Excerpted records
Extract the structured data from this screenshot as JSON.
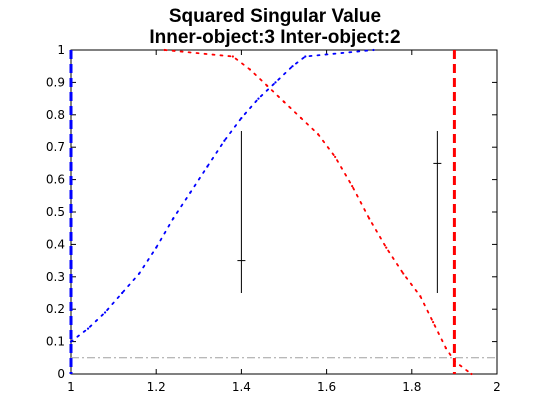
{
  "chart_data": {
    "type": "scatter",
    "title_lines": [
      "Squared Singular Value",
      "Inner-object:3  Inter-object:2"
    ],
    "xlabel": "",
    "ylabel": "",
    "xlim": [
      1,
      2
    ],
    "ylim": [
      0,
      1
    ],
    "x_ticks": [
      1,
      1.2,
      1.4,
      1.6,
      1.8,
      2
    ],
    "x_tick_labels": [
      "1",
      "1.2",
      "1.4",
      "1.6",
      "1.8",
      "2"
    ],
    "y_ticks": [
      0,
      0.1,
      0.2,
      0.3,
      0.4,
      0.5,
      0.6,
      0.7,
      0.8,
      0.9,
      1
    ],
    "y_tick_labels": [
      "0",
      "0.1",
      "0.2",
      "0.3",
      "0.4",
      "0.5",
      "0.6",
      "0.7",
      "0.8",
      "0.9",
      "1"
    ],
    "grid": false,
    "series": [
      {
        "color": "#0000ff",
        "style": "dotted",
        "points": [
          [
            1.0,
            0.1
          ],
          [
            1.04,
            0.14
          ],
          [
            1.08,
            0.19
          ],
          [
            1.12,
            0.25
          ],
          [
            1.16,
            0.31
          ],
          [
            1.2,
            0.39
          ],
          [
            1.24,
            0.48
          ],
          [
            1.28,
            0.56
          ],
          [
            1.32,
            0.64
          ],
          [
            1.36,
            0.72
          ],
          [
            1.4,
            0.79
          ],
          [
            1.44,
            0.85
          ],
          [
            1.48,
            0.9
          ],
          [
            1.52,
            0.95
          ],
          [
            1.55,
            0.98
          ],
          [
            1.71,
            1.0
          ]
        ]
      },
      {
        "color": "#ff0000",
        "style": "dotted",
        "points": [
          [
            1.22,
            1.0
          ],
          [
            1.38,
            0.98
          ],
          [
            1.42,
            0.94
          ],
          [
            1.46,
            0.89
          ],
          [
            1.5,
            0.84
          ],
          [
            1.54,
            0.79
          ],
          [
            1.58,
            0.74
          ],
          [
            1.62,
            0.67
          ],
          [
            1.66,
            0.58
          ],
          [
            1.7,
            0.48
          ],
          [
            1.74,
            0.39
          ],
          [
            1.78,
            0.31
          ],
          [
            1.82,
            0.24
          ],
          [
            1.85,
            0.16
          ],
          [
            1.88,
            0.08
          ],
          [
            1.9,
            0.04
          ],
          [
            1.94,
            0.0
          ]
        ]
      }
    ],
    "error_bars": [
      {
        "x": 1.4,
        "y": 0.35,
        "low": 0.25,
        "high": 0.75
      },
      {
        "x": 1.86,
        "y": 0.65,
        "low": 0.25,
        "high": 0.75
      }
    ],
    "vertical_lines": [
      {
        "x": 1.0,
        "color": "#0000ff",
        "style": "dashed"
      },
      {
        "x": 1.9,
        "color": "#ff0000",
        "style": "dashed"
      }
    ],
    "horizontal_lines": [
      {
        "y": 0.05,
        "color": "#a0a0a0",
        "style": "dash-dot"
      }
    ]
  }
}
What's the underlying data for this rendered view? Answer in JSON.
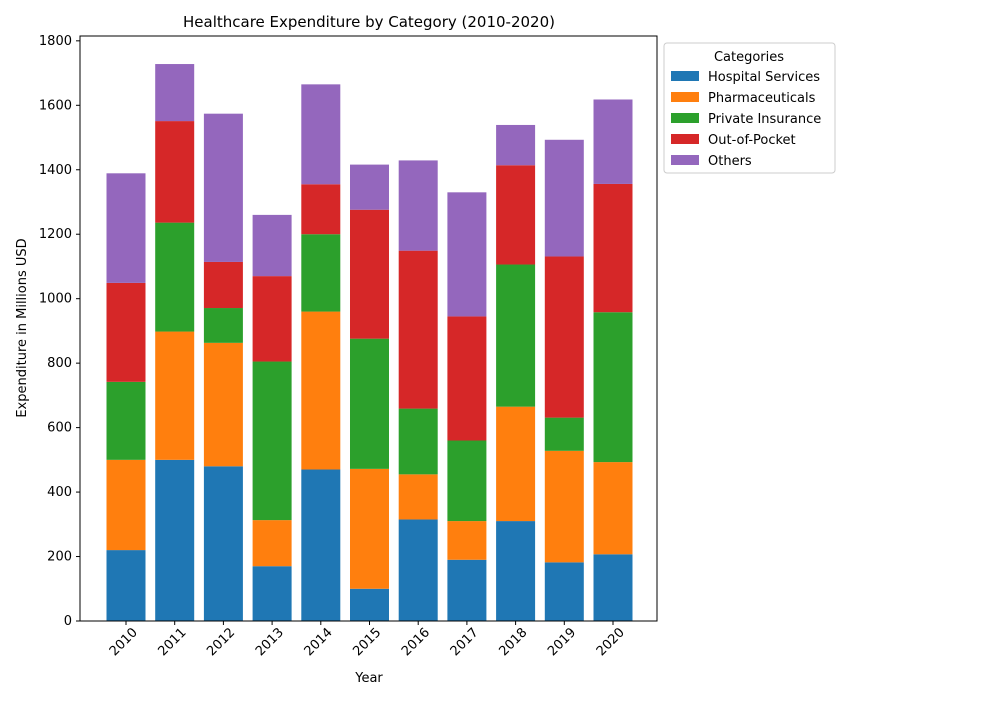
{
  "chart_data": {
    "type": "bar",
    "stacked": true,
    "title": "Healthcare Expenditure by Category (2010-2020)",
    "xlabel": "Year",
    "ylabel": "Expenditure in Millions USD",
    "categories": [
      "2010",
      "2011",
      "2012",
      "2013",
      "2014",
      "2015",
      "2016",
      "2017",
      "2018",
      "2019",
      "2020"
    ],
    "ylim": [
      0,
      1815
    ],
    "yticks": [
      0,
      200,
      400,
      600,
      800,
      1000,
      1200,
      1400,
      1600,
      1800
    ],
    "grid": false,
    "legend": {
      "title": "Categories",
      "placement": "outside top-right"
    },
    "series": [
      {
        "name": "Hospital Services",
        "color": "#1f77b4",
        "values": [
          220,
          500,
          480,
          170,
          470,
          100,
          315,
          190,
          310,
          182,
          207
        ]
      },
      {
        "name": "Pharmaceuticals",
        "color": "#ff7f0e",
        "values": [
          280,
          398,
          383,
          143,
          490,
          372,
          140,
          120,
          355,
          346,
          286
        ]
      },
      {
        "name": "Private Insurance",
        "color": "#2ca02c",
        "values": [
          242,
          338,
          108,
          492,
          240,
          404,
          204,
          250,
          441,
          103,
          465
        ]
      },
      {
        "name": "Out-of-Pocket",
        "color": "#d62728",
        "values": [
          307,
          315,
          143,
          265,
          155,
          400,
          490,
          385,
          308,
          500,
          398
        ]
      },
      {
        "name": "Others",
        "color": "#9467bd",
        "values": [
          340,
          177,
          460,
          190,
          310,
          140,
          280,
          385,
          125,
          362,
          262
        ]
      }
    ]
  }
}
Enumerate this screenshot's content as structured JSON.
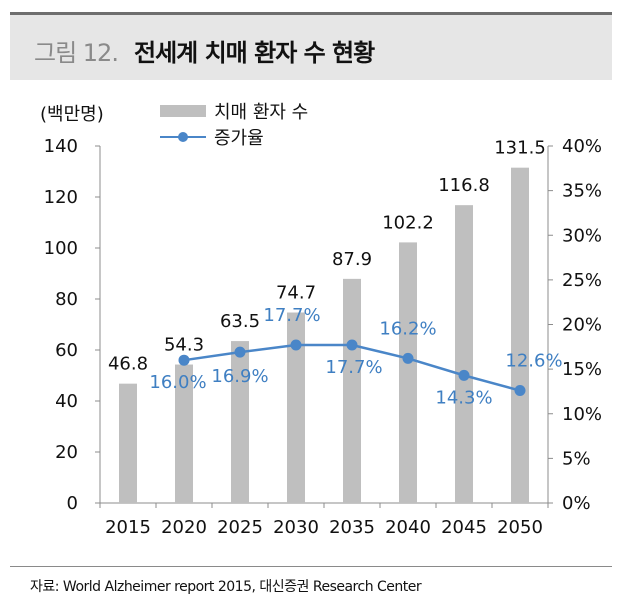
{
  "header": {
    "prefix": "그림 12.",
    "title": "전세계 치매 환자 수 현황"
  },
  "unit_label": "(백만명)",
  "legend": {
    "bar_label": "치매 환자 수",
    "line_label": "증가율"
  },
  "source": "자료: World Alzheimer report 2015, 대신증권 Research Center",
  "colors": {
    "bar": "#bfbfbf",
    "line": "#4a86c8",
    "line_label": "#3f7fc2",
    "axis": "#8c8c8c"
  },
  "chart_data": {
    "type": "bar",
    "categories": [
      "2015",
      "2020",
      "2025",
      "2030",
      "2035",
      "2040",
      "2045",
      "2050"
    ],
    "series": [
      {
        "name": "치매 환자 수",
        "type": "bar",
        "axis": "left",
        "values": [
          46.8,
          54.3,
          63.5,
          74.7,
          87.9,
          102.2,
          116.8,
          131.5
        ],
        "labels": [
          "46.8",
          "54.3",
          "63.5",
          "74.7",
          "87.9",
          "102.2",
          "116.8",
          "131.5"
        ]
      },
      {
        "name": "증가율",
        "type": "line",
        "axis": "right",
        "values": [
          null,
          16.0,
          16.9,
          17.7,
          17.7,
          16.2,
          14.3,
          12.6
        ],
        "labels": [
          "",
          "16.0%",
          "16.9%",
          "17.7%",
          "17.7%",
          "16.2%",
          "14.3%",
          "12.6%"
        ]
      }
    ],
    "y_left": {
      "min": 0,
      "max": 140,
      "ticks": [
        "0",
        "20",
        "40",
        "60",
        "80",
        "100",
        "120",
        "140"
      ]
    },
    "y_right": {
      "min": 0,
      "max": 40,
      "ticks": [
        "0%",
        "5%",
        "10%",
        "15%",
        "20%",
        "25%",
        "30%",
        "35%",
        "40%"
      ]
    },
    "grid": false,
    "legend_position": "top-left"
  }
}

Work required
Reproduce the full listing faithfully, but do not carry over any pictures.

In response
Extract the structured data from this screenshot as JSON.
{
  "chart_data": {
    "type": "scatter",
    "title_lines": [
      "Squared Singular Value",
      "Inner-object:3  Inter-object:2"
    ],
    "xlabel": "",
    "ylabel": "",
    "xlim": [
      1,
      2
    ],
    "ylim": [
      0,
      1
    ],
    "x_ticks": [
      1,
      1.2,
      1.4,
      1.6,
      1.8,
      2
    ],
    "x_tick_labels": [
      "1",
      "1.2",
      "1.4",
      "1.6",
      "1.8",
      "2"
    ],
    "y_ticks": [
      0,
      0.1,
      0.2,
      0.3,
      0.4,
      0.5,
      0.6,
      0.7,
      0.8,
      0.9,
      1
    ],
    "y_tick_labels": [
      "0",
      "0.1",
      "0.2",
      "0.3",
      "0.4",
      "0.5",
      "0.6",
      "0.7",
      "0.8",
      "0.9",
      "1"
    ],
    "grid": false,
    "series": [
      {
        "color": "#0000ff",
        "style": "dotted",
        "points": [
          [
            1.0,
            0.1
          ],
          [
            1.04,
            0.14
          ],
          [
            1.08,
            0.19
          ],
          [
            1.12,
            0.25
          ],
          [
            1.16,
            0.31
          ],
          [
            1.2,
            0.39
          ],
          [
            1.24,
            0.48
          ],
          [
            1.28,
            0.56
          ],
          [
            1.32,
            0.64
          ],
          [
            1.36,
            0.72
          ],
          [
            1.4,
            0.79
          ],
          [
            1.44,
            0.85
          ],
          [
            1.48,
            0.9
          ],
          [
            1.52,
            0.95
          ],
          [
            1.55,
            0.98
          ],
          [
            1.71,
            1.0
          ]
        ]
      },
      {
        "color": "#ff0000",
        "style": "dotted",
        "points": [
          [
            1.22,
            1.0
          ],
          [
            1.38,
            0.98
          ],
          [
            1.42,
            0.94
          ],
          [
            1.46,
            0.89
          ],
          [
            1.5,
            0.84
          ],
          [
            1.54,
            0.79
          ],
          [
            1.58,
            0.74
          ],
          [
            1.62,
            0.67
          ],
          [
            1.66,
            0.58
          ],
          [
            1.7,
            0.48
          ],
          [
            1.74,
            0.39
          ],
          [
            1.78,
            0.31
          ],
          [
            1.82,
            0.24
          ],
          [
            1.85,
            0.16
          ],
          [
            1.88,
            0.08
          ],
          [
            1.9,
            0.04
          ],
          [
            1.94,
            0.0
          ]
        ]
      }
    ],
    "error_bars": [
      {
        "x": 1.4,
        "y": 0.35,
        "low": 0.25,
        "high": 0.75
      },
      {
        "x": 1.86,
        "y": 0.65,
        "low": 0.25,
        "high": 0.75
      }
    ],
    "vertical_lines": [
      {
        "x": 1.0,
        "color": "#0000ff",
        "style": "dashed"
      },
      {
        "x": 1.9,
        "color": "#ff0000",
        "style": "dashed"
      }
    ],
    "horizontal_lines": [
      {
        "y": 0.05,
        "color": "#a0a0a0",
        "style": "dash-dot"
      }
    ]
  }
}
What's the underlying data for this rendered view? Answer in JSON.
{
  "chart_data": {
    "type": "bar",
    "stacked": true,
    "title": "Healthcare Expenditure by Category (2010-2020)",
    "xlabel": "Year",
    "ylabel": "Expenditure in Millions USD",
    "categories": [
      "2010",
      "2011",
      "2012",
      "2013",
      "2014",
      "2015",
      "2016",
      "2017",
      "2018",
      "2019",
      "2020"
    ],
    "ylim": [
      0,
      1815
    ],
    "yticks": [
      0,
      200,
      400,
      600,
      800,
      1000,
      1200,
      1400,
      1600,
      1800
    ],
    "grid": false,
    "legend": {
      "title": "Categories",
      "placement": "outside top-right"
    },
    "series": [
      {
        "name": "Hospital Services",
        "color": "#1f77b4",
        "values": [
          220,
          500,
          480,
          170,
          470,
          100,
          315,
          190,
          310,
          182,
          207
        ]
      },
      {
        "name": "Pharmaceuticals",
        "color": "#ff7f0e",
        "values": [
          280,
          398,
          383,
          143,
          490,
          372,
          140,
          120,
          355,
          346,
          286
        ]
      },
      {
        "name": "Private Insurance",
        "color": "#2ca02c",
        "values": [
          242,
          338,
          108,
          492,
          240,
          404,
          204,
          250,
          441,
          103,
          465
        ]
      },
      {
        "name": "Out-of-Pocket",
        "color": "#d62728",
        "values": [
          307,
          315,
          143,
          265,
          155,
          400,
          490,
          385,
          308,
          500,
          398
        ]
      },
      {
        "name": "Others",
        "color": "#9467bd",
        "values": [
          340,
          177,
          460,
          190,
          310,
          140,
          280,
          385,
          125,
          362,
          262
        ]
      }
    ]
  }
}
Enumerate this screenshot's content as structured JSON.
{
  "header": {
    "prefix": "그림 12.",
    "title": "전세계 치매 환자 수 현황"
  },
  "unit_label": "(백만명)",
  "legend": {
    "bar_label": "치매 환자 수",
    "line_label": "증가율"
  },
  "source": "자료: World Alzheimer report 2015, 대신증권 Research Center",
  "colors": {
    "bar": "#bfbfbf",
    "line": "#4a86c8",
    "line_label": "#3f7fc2",
    "axis": "#8c8c8c"
  },
  "chart_data": {
    "type": "bar",
    "categories": [
      "2015",
      "2020",
      "2025",
      "2030",
      "2035",
      "2040",
      "2045",
      "2050"
    ],
    "series": [
      {
        "name": "치매 환자 수",
        "type": "bar",
        "axis": "left",
        "values": [
          46.8,
          54.3,
          63.5,
          74.7,
          87.9,
          102.2,
          116.8,
          131.5
        ],
        "labels": [
          "46.8",
          "54.3",
          "63.5",
          "74.7",
          "87.9",
          "102.2",
          "116.8",
          "131.5"
        ]
      },
      {
        "name": "증가율",
        "type": "line",
        "axis": "right",
        "values": [
          null,
          16.0,
          16.9,
          17.7,
          17.7,
          16.2,
          14.3,
          12.6
        ],
        "labels": [
          "",
          "16.0%",
          "16.9%",
          "17.7%",
          "17.7%",
          "16.2%",
          "14.3%",
          "12.6%"
        ]
      }
    ],
    "y_left": {
      "min": 0,
      "max": 140,
      "ticks": [
        "0",
        "20",
        "40",
        "60",
        "80",
        "100",
        "120",
        "140"
      ]
    },
    "y_right": {
      "min": 0,
      "max": 40,
      "ticks": [
        "0%",
        "5%",
        "10%",
        "15%",
        "20%",
        "25%",
        "30%",
        "35%",
        "40%"
      ]
    },
    "grid": false,
    "legend_position": "top-left"
  }
}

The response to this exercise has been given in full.